# Problem requirements
Search the data below for the string "Umut". Extract every line that contains it.

[Records excerpted from a collection]
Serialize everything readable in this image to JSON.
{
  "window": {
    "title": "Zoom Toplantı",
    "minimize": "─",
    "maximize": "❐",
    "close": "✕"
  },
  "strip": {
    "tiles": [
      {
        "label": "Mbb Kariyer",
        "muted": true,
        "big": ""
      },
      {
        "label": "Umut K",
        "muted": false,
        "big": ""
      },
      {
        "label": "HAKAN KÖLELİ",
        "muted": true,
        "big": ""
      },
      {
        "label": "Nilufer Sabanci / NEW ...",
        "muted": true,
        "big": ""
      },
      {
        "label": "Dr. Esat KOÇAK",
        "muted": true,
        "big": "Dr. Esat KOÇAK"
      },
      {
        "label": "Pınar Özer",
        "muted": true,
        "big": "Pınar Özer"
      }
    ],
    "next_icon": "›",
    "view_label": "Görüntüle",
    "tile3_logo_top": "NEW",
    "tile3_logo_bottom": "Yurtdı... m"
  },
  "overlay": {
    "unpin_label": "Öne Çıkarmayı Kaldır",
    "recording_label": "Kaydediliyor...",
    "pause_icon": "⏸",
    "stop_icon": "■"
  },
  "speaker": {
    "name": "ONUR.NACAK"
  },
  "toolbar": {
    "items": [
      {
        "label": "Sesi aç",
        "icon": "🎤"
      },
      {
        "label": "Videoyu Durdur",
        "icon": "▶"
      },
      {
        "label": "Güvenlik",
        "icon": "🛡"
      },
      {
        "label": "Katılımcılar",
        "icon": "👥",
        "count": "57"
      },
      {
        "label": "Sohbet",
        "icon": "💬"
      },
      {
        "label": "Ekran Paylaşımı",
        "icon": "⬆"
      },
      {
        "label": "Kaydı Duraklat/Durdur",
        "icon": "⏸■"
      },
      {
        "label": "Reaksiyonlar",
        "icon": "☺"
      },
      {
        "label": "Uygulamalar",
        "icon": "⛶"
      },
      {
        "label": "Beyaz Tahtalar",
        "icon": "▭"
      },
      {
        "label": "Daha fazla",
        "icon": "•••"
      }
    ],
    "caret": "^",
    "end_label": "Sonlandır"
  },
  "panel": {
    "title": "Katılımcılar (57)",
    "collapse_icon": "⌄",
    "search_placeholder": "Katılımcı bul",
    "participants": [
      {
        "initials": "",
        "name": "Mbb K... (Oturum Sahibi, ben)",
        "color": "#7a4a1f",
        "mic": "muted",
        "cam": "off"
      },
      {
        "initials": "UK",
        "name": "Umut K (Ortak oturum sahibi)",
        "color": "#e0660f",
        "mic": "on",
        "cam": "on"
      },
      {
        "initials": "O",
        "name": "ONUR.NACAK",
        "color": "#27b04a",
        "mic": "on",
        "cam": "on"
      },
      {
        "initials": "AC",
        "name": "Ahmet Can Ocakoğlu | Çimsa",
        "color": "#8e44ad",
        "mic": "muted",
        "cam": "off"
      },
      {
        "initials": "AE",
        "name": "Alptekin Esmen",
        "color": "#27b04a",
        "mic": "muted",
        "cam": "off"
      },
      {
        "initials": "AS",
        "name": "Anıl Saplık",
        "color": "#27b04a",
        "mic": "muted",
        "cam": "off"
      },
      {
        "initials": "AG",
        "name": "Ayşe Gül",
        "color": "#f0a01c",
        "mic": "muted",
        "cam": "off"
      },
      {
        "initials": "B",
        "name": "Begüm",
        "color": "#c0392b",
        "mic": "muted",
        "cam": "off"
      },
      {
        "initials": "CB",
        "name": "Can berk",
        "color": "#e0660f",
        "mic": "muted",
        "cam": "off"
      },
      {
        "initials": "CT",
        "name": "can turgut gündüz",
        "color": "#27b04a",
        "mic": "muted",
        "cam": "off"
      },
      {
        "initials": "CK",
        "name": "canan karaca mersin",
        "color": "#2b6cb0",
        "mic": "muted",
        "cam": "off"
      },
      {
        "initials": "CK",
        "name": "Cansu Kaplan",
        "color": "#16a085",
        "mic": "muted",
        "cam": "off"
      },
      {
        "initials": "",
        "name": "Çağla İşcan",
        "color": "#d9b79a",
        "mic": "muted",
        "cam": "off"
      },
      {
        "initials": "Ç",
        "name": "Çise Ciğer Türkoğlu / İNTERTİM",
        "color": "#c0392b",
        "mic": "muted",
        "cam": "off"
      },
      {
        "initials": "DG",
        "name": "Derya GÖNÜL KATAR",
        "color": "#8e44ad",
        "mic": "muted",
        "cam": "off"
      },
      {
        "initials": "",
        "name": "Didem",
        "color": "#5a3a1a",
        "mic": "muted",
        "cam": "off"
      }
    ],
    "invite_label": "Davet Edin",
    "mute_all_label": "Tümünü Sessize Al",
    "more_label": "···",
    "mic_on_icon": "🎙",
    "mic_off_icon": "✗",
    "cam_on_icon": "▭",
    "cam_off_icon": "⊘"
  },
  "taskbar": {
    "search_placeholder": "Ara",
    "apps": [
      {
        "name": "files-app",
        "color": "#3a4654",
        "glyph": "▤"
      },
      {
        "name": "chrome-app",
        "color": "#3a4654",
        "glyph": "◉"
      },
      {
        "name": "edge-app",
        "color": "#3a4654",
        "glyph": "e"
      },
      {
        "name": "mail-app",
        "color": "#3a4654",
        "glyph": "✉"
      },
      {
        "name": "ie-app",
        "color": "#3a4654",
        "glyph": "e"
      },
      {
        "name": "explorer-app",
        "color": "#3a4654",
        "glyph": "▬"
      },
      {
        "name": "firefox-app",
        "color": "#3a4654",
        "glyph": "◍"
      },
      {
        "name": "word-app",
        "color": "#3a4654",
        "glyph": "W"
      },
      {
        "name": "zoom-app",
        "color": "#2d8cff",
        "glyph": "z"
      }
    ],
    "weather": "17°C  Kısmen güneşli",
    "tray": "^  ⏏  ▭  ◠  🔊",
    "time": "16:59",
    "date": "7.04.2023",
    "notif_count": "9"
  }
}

# Complete answer
        "label": "Umut K",
        "name": "Umut K (Ortak oturum sahibi)",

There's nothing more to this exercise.